start DATA EXTRACT
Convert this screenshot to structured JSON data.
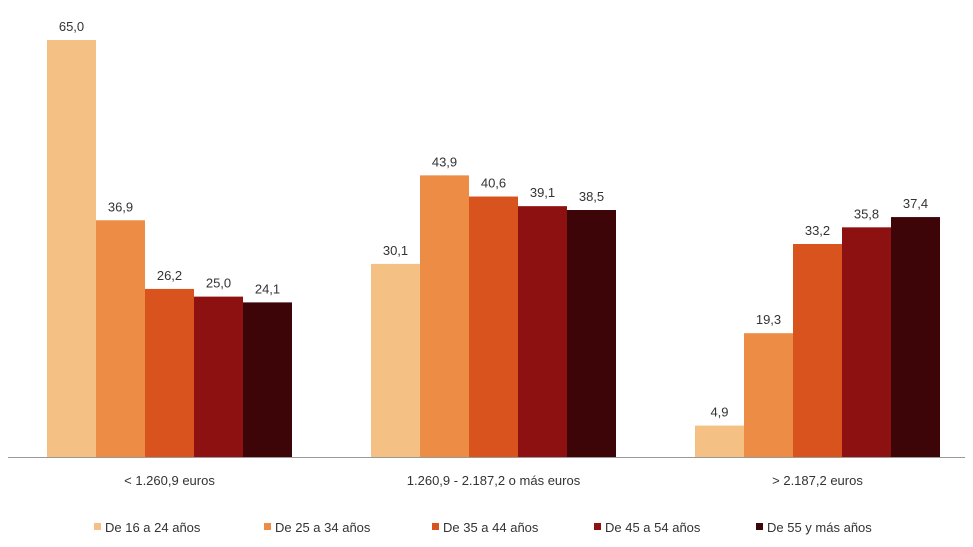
{
  "chart_data": {
    "type": "bar",
    "categories": [
      "< 1.260,9 euros",
      "1.260,9 - 2.187,2 o más euros",
      "> 2.187,2 euros"
    ],
    "series": [
      {
        "name": "De 16 a 24 años",
        "values": [
          65.0,
          30.1,
          4.9
        ],
        "labels": [
          "65,0",
          "30,1",
          "4,9"
        ],
        "color": "#F5C083"
      },
      {
        "name": "De 25 a 34 años",
        "values": [
          36.9,
          43.9,
          19.3
        ],
        "labels": [
          "36,9",
          "43,9",
          "19,3"
        ],
        "color": "#EC8C45"
      },
      {
        "name": "De 35 a 44 años",
        "values": [
          26.2,
          40.6,
          33.2
        ],
        "labels": [
          "26,2",
          "40,6",
          "33,2"
        ],
        "color": "#D9531E"
      },
      {
        "name": "De 45 a 54 años",
        "values": [
          25.0,
          39.1,
          35.8
        ],
        "labels": [
          "25,0",
          "39,1",
          "35,8"
        ],
        "color": "#8E1111"
      },
      {
        "name": "De 55 y más años",
        "values": [
          24.1,
          38.5,
          37.4
        ],
        "labels": [
          "24,1",
          "38,5",
          "37,4"
        ],
        "color": "#3E0508"
      }
    ],
    "ylim": [
      0,
      65
    ],
    "grid": false,
    "legend_position": "bottom",
    "axis_color": "#999999"
  }
}
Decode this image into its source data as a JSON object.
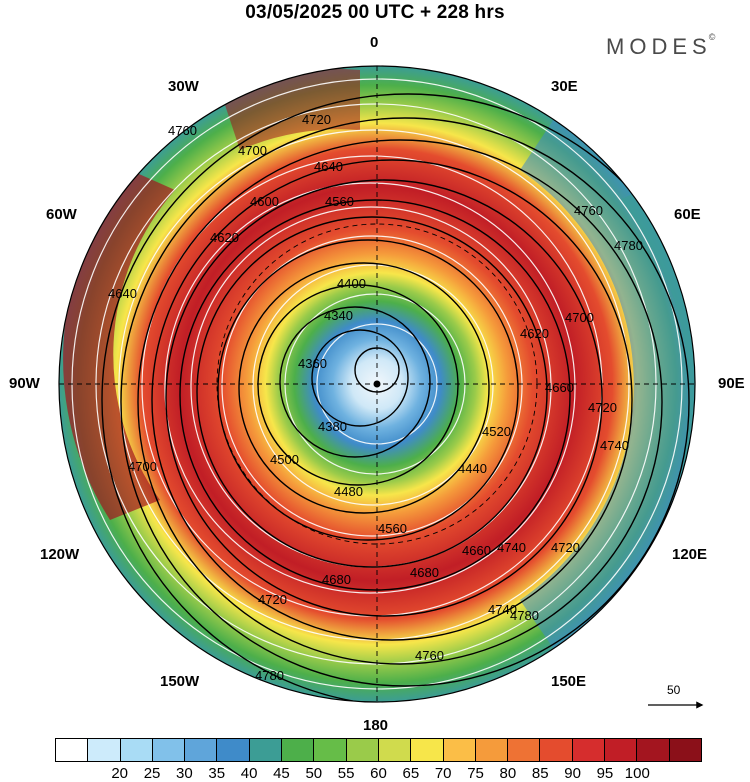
{
  "header": {
    "title": "03/05/2025  00 UTC  + 228 hrs"
  },
  "brand": {
    "name": "MODES",
    "mark": "©"
  },
  "longitudes": {
    "top": "0",
    "bottom": "180",
    "left": "90W",
    "right": "90E",
    "nw_upper": "30W",
    "nw_lower": "60W",
    "ne_upper": "30E",
    "ne_lower": "60E",
    "sw_upper": "120W",
    "sw_lower": "150W",
    "se_upper": "120E",
    "se_lower": "150E"
  },
  "vector_scale": {
    "label": "50"
  },
  "contour_labels": [
    "4760",
    "4720",
    "4700",
    "4640",
    "4600",
    "4560",
    "4480",
    "4400",
    "4340",
    "4360",
    "4380",
    "4440",
    "4500",
    "4520",
    "4620",
    "4660",
    "4680",
    "4740",
    "4780",
    "4700",
    "4720",
    "4680",
    "4560",
    "4660",
    "4720",
    "4740",
    "4760",
    "4780",
    "4620",
    "4700",
    "4640",
    "4720",
    "4760",
    "4740",
    "4780"
  ],
  "colorbar": {
    "colors": [
      "#ffffff",
      "#cdebfb",
      "#a9dcf5",
      "#81c1ea",
      "#5fa5da",
      "#3f8bc9",
      "#3c9d95",
      "#4daf4a",
      "#66bd48",
      "#9acb4a",
      "#d0db4d",
      "#f7e64a",
      "#fbbe47",
      "#f59b3b",
      "#ee7234",
      "#e44c2e",
      "#d62d2d",
      "#c11e26",
      "#a3151f",
      "#8b1019"
    ],
    "ticks": [
      "20",
      "25",
      "30",
      "35",
      "40",
      "45",
      "50",
      "55",
      "60",
      "65",
      "70",
      "75",
      "80",
      "85",
      "90",
      "95",
      "100"
    ]
  }
}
end DATA EXTRACT
● **WHAT IS BEING ASKED**: Reproduce every line exactly and omit all pictures.

● **ANSWER FOR THE TASK**:
Convert this screenshot to structured JSON data.
{
  "chart_data": {
    "type": "bar",
    "categories": [
      "< 1.260,9 euros",
      "1.260,9 - 2.187,2 o más euros",
      "> 2.187,2 euros"
    ],
    "series": [
      {
        "name": "De 16 a 24 años",
        "values": [
          65.0,
          30.1,
          4.9
        ],
        "labels": [
          "65,0",
          "30,1",
          "4,9"
        ],
        "color": "#F5C083"
      },
      {
        "name": "De 25 a 34 años",
        "values": [
          36.9,
          43.9,
          19.3
        ],
        "labels": [
          "36,9",
          "43,9",
          "19,3"
        ],
        "color": "#EC8C45"
      },
      {
        "name": "De 35 a 44 años",
        "values": [
          26.2,
          40.6,
          33.2
        ],
        "labels": [
          "26,2",
          "40,6",
          "33,2"
        ],
        "color": "#D9531E"
      },
      {
        "name": "De 45 a 54 años",
        "values": [
          25.0,
          39.1,
          35.8
        ],
        "labels": [
          "25,0",
          "39,1",
          "35,8"
        ],
        "color": "#8E1111"
      },
      {
        "name": "De 55 y más años",
        "values": [
          24.1,
          38.5,
          37.4
        ],
        "labels": [
          "24,1",
          "38,5",
          "37,4"
        ],
        "color": "#3E0508"
      }
    ],
    "ylim": [
      0,
      65
    ],
    "grid": false,
    "legend_position": "bottom",
    "axis_color": "#999999"
  }
}
Decode this image into its source data as a JSON object.
{
  "header": {
    "title": "03/05/2025  00 UTC  + 228 hrs"
  },
  "brand": {
    "name": "MODES",
    "mark": "©"
  },
  "longitudes": {
    "top": "0",
    "bottom": "180",
    "left": "90W",
    "right": "90E",
    "nw_upper": "30W",
    "nw_lower": "60W",
    "ne_upper": "30E",
    "ne_lower": "60E",
    "sw_upper": "120W",
    "sw_lower": "150W",
    "se_upper": "120E",
    "se_lower": "150E"
  },
  "vector_scale": {
    "label": "50"
  },
  "contour_labels": [
    "4760",
    "4720",
    "4700",
    "4640",
    "4600",
    "4560",
    "4480",
    "4400",
    "4340",
    "4360",
    "4380",
    "4440",
    "4500",
    "4520",
    "4620",
    "4660",
    "4680",
    "4740",
    "4780",
    "4700",
    "4720",
    "4680",
    "4560",
    "4660",
    "4720",
    "4740",
    "4760",
    "4780",
    "4620",
    "4700",
    "4640",
    "4720",
    "4760",
    "4740",
    "4780"
  ],
  "colorbar": {
    "colors": [
      "#ffffff",
      "#cdebfb",
      "#a9dcf5",
      "#81c1ea",
      "#5fa5da",
      "#3f8bc9",
      "#3c9d95",
      "#4daf4a",
      "#66bd48",
      "#9acb4a",
      "#d0db4d",
      "#f7e64a",
      "#fbbe47",
      "#f59b3b",
      "#ee7234",
      "#e44c2e",
      "#d62d2d",
      "#c11e26",
      "#a3151f",
      "#8b1019"
    ],
    "ticks": [
      "20",
      "25",
      "30",
      "35",
      "40",
      "45",
      "50",
      "55",
      "60",
      "65",
      "70",
      "75",
      "80",
      "85",
      "90",
      "95",
      "100"
    ]
  }
}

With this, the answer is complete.